Give back the full listing verbatim, apart from its images.
***** Exercise input
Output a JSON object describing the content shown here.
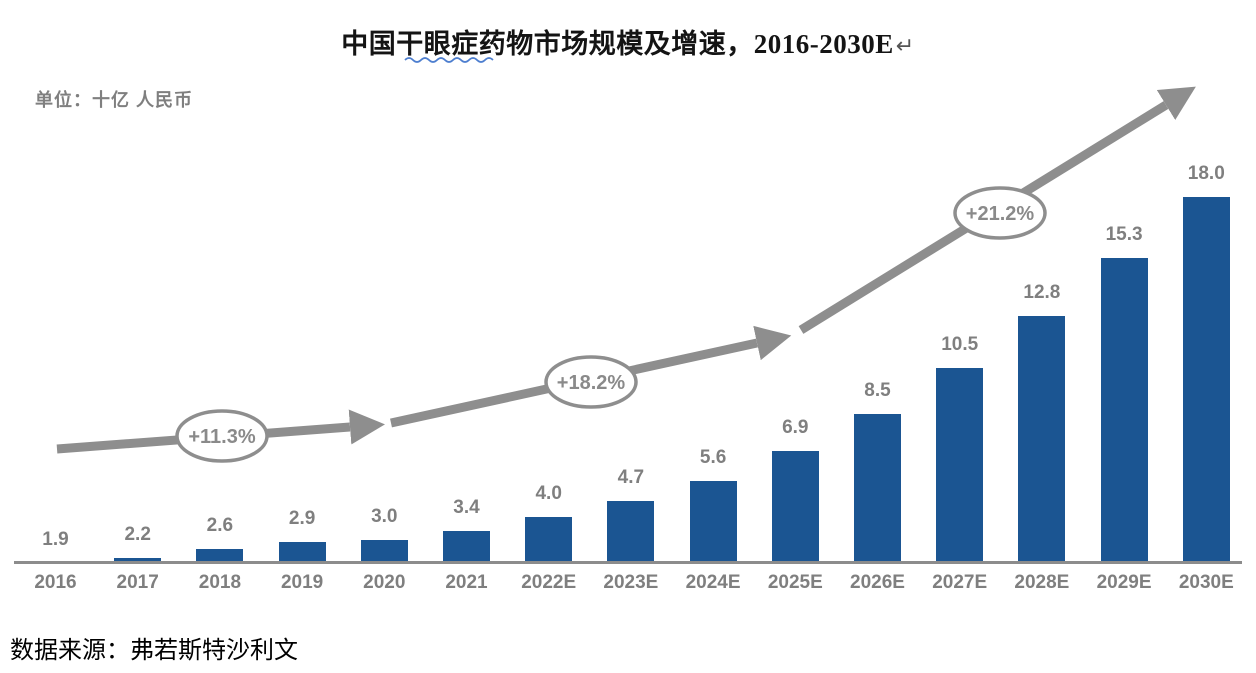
{
  "header": {
    "title": "中国干眼症药物市场规模及增速，2016-2030E",
    "paragraph_mark": "↵"
  },
  "unit_label": "单位：十亿 人民币",
  "source_line": "数据来源：弗若斯特沙利文",
  "colors": {
    "bar_blue": "#1b5592",
    "label_gray": "#7f7f7f",
    "arrow_gray": "#8e8e8e",
    "axis_gray": "#8c8c8c",
    "squiggle_blue": "#4d7ecf",
    "title_black": "#141414"
  },
  "chart_data": {
    "type": "bar",
    "title": "中国干眼症药物市场规模及增速，2016-2030E",
    "xlabel": "",
    "ylabel": "十亿 人民币",
    "categories": [
      "2016",
      "2017",
      "2018",
      "2019",
      "2020",
      "2021",
      "2022E",
      "2023E",
      "2024E",
      "2025E",
      "2026E",
      "2027E",
      "2028E",
      "2029E",
      "2030E"
    ],
    "values": [
      1.9,
      2.2,
      2.6,
      2.9,
      3.0,
      3.4,
      4.0,
      4.7,
      5.6,
      6.9,
      8.5,
      10.5,
      12.8,
      15.3,
      18.0
    ],
    "value_labels": [
      "1.9",
      "2.2",
      "2.6",
      "2.9",
      "3.0",
      "3.4",
      "4.0",
      "4.7",
      "5.6",
      "6.9",
      "8.5",
      "10.5",
      "12.8",
      "15.3",
      "18.0"
    ],
    "grid": false,
    "legend": "none",
    "axis_baseline": 2.0,
    "ylim": [
      2.0,
      18.0
    ],
    "growth_annotations": [
      {
        "label": "+11.3%",
        "line": {
          "x1": 57,
          "y1": 449,
          "x2": 350,
          "y2": 427
        },
        "ellipse": {
          "cx": 222,
          "cy": 436
        }
      },
      {
        "label": "+18.2%",
        "line": {
          "x1": 391,
          "y1": 423,
          "x2": 757,
          "y2": 343
        },
        "ellipse": {
          "cx": 591,
          "cy": 382
        }
      },
      {
        "label": "+21.2%",
        "line": {
          "x1": 801,
          "y1": 330,
          "x2": 1166,
          "y2": 105
        },
        "ellipse": {
          "cx": 1000,
          "cy": 213
        }
      }
    ]
  }
}
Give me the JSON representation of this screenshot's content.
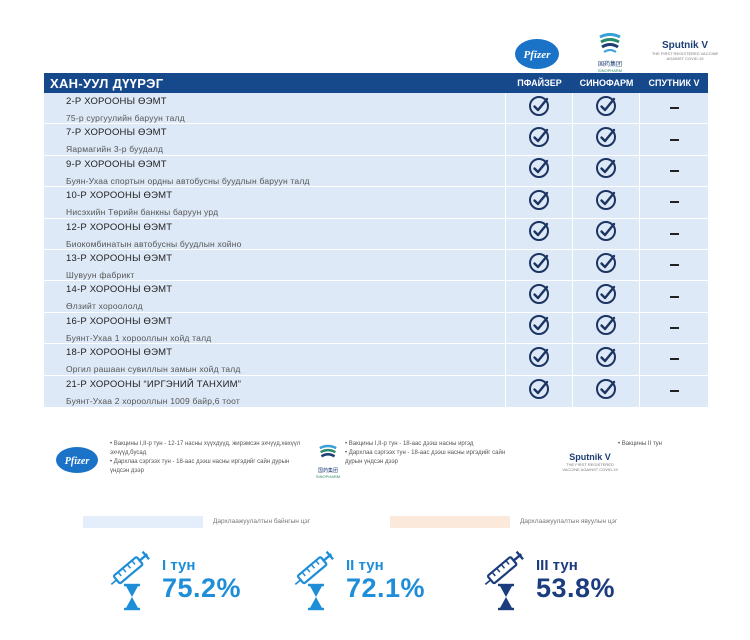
{
  "colors": {
    "header_bg": "#16488c",
    "row_bg": "#dde9f7",
    "dose1": "#1f8ed8",
    "dose2": "#1f8ed8",
    "dose3": "#1c3d7d",
    "legend_blue": "#e3eefa",
    "legend_orange": "#fbeadc"
  },
  "logos": {
    "pfizer": "Pfizer",
    "sinopharm_cn": "国药集团",
    "sinopharm_en": "SINOPHARM",
    "sputnik": "Sputnik V",
    "sputnik_sub": "THE FIRST REGISTERED VACCINE AGAINST COVID-19"
  },
  "table": {
    "district": "ХАН-УУЛ ДҮҮРЭГ",
    "columns": [
      "ПФАЙЗЕР",
      "СИНОФАРМ",
      "СПУТНИК V"
    ],
    "rows": [
      {
        "title": "2-Р ХОРООНЫ ӨЭМТ",
        "sub": "75-р сургуулийн баруун талд",
        "marks": [
          "check-icon",
          "check-icon",
          "dash"
        ]
      },
      {
        "title": "7-Р ХОРООНЫ ӨЭМТ",
        "sub": "Яармагийн 3-р буудалд",
        "marks": [
          "check-icon",
          "check-icon",
          "dash"
        ]
      },
      {
        "title": "9-Р ХОРООНЫ ӨЭМТ",
        "sub": "Буян-Ухаа спортын ордны автобусны буудлын баруун талд",
        "marks": [
          "check-icon",
          "check-icon",
          "dash"
        ]
      },
      {
        "title": "10-Р ХОРООНЫ ӨЭМТ",
        "sub": "Нисэхийн Төрийн банкны баруун урд",
        "marks": [
          "check-icon",
          "check-icon",
          "dash"
        ]
      },
      {
        "title": "12-Р ХОРООНЫ ӨЭМТ",
        "sub": "Биокомбинатын автобусны буудлын хойно",
        "marks": [
          "check-icon",
          "check-icon",
          "dash"
        ]
      },
      {
        "title": "13-Р ХОРООНЫ ӨЭМТ",
        "sub": "Шувуун фабрикт",
        "marks": [
          "check-icon",
          "check-icon",
          "dash"
        ]
      },
      {
        "title": "14-Р ХОРООНЫ ӨЭМТ",
        "sub": "Өлзийт хороололд",
        "marks": [
          "check-icon",
          "check-icon",
          "dash"
        ]
      },
      {
        "title": "16-Р ХОРООНЫ ӨЭМТ",
        "sub": "Буянт-Ухаа 1 хорооллын хойд талд",
        "marks": [
          "check-icon",
          "check-icon",
          "dash"
        ]
      },
      {
        "title": "18-Р ХОРООНЫ ӨЭМТ",
        "sub": "Оргил рашаан сувиллын замын хойд талд",
        "marks": [
          "check-icon",
          "check-icon",
          "dash"
        ]
      },
      {
        "title": "21-Р ХОРООНЫ “ИРГЭНИЙ ТАНХИМ”",
        "sub": "Буянт-Ухаа 2 хорооллын 1009 байр,6 тоот",
        "marks": [
          "check-icon",
          "check-icon",
          "dash"
        ]
      }
    ]
  },
  "notes": {
    "pfizer": [
      "Вакцины I,II-р тун - 12-17 насны хүүхдүүд, жирэмсэн эхчүүд,хөхүүл эхчүүд,бусад",
      "Дархлаа сэргээх тун - 18-аас дээш насны иргэдийг сайн дурын үндсэн дээр"
    ],
    "sinopharm": [
      "Вакцины I,II-р тун - 18-аас дээш насны иргэд",
      "Дархлаа сэргээх тун - 18-аас дээш насны иргэдийг сайн дурын үндсэн дээр"
    ],
    "sputnik": [
      "Вакцины II тун"
    ]
  },
  "legend": {
    "available": "Дархлаажуулалтын байнгын цэг",
    "mobile": "Дархлаажуулалтын явуулын цэг"
  },
  "doses": [
    {
      "label": "I тун",
      "pct": "75.2%",
      "level": 75.2
    },
    {
      "label": "II тун",
      "pct": "72.1%",
      "level": 72.1
    },
    {
      "label": "III тун",
      "pct": "53.8%",
      "level": 53.8
    }
  ]
}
**********
**Task answer**
Output a JSON object describing the content shown here.
{
  "header": {
    "title": "中国干眼症药物市场规模及增速，2016-2030E",
    "paragraph_mark": "↵"
  },
  "unit_label": "单位：十亿 人民币",
  "source_line": "数据来源：弗若斯特沙利文",
  "colors": {
    "bar_blue": "#1b5592",
    "label_gray": "#7f7f7f",
    "arrow_gray": "#8e8e8e",
    "axis_gray": "#8c8c8c",
    "squiggle_blue": "#4d7ecf",
    "title_black": "#141414"
  },
  "chart_data": {
    "type": "bar",
    "title": "中国干眼症药物市场规模及增速，2016-2030E",
    "xlabel": "",
    "ylabel": "十亿 人民币",
    "categories": [
      "2016",
      "2017",
      "2018",
      "2019",
      "2020",
      "2021",
      "2022E",
      "2023E",
      "2024E",
      "2025E",
      "2026E",
      "2027E",
      "2028E",
      "2029E",
      "2030E"
    ],
    "values": [
      1.9,
      2.2,
      2.6,
      2.9,
      3.0,
      3.4,
      4.0,
      4.7,
      5.6,
      6.9,
      8.5,
      10.5,
      12.8,
      15.3,
      18.0
    ],
    "value_labels": [
      "1.9",
      "2.2",
      "2.6",
      "2.9",
      "3.0",
      "3.4",
      "4.0",
      "4.7",
      "5.6",
      "6.9",
      "8.5",
      "10.5",
      "12.8",
      "15.3",
      "18.0"
    ],
    "grid": false,
    "legend": "none",
    "axis_baseline": 2.0,
    "ylim": [
      2.0,
      18.0
    ],
    "growth_annotations": [
      {
        "label": "+11.3%",
        "line": {
          "x1": 57,
          "y1": 449,
          "x2": 350,
          "y2": 427
        },
        "ellipse": {
          "cx": 222,
          "cy": 436
        }
      },
      {
        "label": "+18.2%",
        "line": {
          "x1": 391,
          "y1": 423,
          "x2": 757,
          "y2": 343
        },
        "ellipse": {
          "cx": 591,
          "cy": 382
        }
      },
      {
        "label": "+21.2%",
        "line": {
          "x1": 801,
          "y1": 330,
          "x2": 1166,
          "y2": 105
        },
        "ellipse": {
          "cx": 1000,
          "cy": 213
        }
      }
    ]
  }
}
Give me the JSON representation of this screenshot's content.
{
  "colors": {
    "header_bg": "#16488c",
    "row_bg": "#dde9f7",
    "dose1": "#1f8ed8",
    "dose2": "#1f8ed8",
    "dose3": "#1c3d7d",
    "legend_blue": "#e3eefa",
    "legend_orange": "#fbeadc"
  },
  "logos": {
    "pfizer": "Pfizer",
    "sinopharm_cn": "国药集团",
    "sinopharm_en": "SINOPHARM",
    "sputnik": "Sputnik V",
    "sputnik_sub": "THE FIRST REGISTERED VACCINE AGAINST COVID-19"
  },
  "table": {
    "district": "ХАН-УУЛ ДҮҮРЭГ",
    "columns": [
      "ПФАЙЗЕР",
      "СИНОФАРМ",
      "СПУТНИК V"
    ],
    "rows": [
      {
        "title": "2-Р ХОРООНЫ ӨЭМТ",
        "sub": "75-р сургуулийн баруун талд",
        "marks": [
          "check-icon",
          "check-icon",
          "dash"
        ]
      },
      {
        "title": "7-Р ХОРООНЫ ӨЭМТ",
        "sub": "Яармагийн 3-р буудалд",
        "marks": [
          "check-icon",
          "check-icon",
          "dash"
        ]
      },
      {
        "title": "9-Р ХОРООНЫ ӨЭМТ",
        "sub": "Буян-Ухаа спортын ордны автобусны буудлын баруун талд",
        "marks": [
          "check-icon",
          "check-icon",
          "dash"
        ]
      },
      {
        "title": "10-Р ХОРООНЫ ӨЭМТ",
        "sub": "Нисэхийн Төрийн банкны баруун урд",
        "marks": [
          "check-icon",
          "check-icon",
          "dash"
        ]
      },
      {
        "title": "12-Р ХОРООНЫ ӨЭМТ",
        "sub": "Биокомбинатын автобусны буудлын хойно",
        "marks": [
          "check-icon",
          "check-icon",
          "dash"
        ]
      },
      {
        "title": "13-Р ХОРООНЫ ӨЭМТ",
        "sub": "Шувуун фабрикт",
        "marks": [
          "check-icon",
          "check-icon",
          "dash"
        ]
      },
      {
        "title": "14-Р ХОРООНЫ ӨЭМТ",
        "sub": "Өлзийт хороололд",
        "marks": [
          "check-icon",
          "check-icon",
          "dash"
        ]
      },
      {
        "title": "16-Р ХОРООНЫ ӨЭМТ",
        "sub": "Буянт-Ухаа 1 хорооллын хойд талд",
        "marks": [
          "check-icon",
          "check-icon",
          "dash"
        ]
      },
      {
        "title": "18-Р ХОРООНЫ ӨЭМТ",
        "sub": "Оргил рашаан сувиллын замын хойд талд",
        "marks": [
          "check-icon",
          "check-icon",
          "dash"
        ]
      },
      {
        "title": "21-Р ХОРООНЫ “ИРГЭНИЙ ТАНХИМ”",
        "sub": "Буянт-Ухаа 2 хорооллын 1009 байр,6 тоот",
        "marks": [
          "check-icon",
          "check-icon",
          "dash"
        ]
      }
    ]
  },
  "notes": {
    "pfizer": [
      "Вакцины I,II-р тун - 12-17 насны хүүхдүүд, жирэмсэн эхчүүд,хөхүүл эхчүүд,бусад",
      "Дархлаа сэргээх тун - 18-аас дээш насны иргэдийг сайн дурын үндсэн дээр"
    ],
    "sinopharm": [
      "Вакцины I,II-р тун - 18-аас дээш насны иргэд",
      "Дархлаа сэргээх тун - 18-аас дээш насны иргэдийг сайн дурын үндсэн дээр"
    ],
    "sputnik": [
      "Вакцины II тун"
    ]
  },
  "legend": {
    "available": "Дархлаажуулалтын байнгын цэг",
    "mobile": "Дархлаажуулалтын явуулын цэг"
  },
  "doses": [
    {
      "label": "I тун",
      "pct": "75.2%",
      "level": 75.2
    },
    {
      "label": "II тун",
      "pct": "72.1%",
      "level": 72.1
    },
    {
      "label": "III тун",
      "pct": "53.8%",
      "level": 53.8
    }
  ]
}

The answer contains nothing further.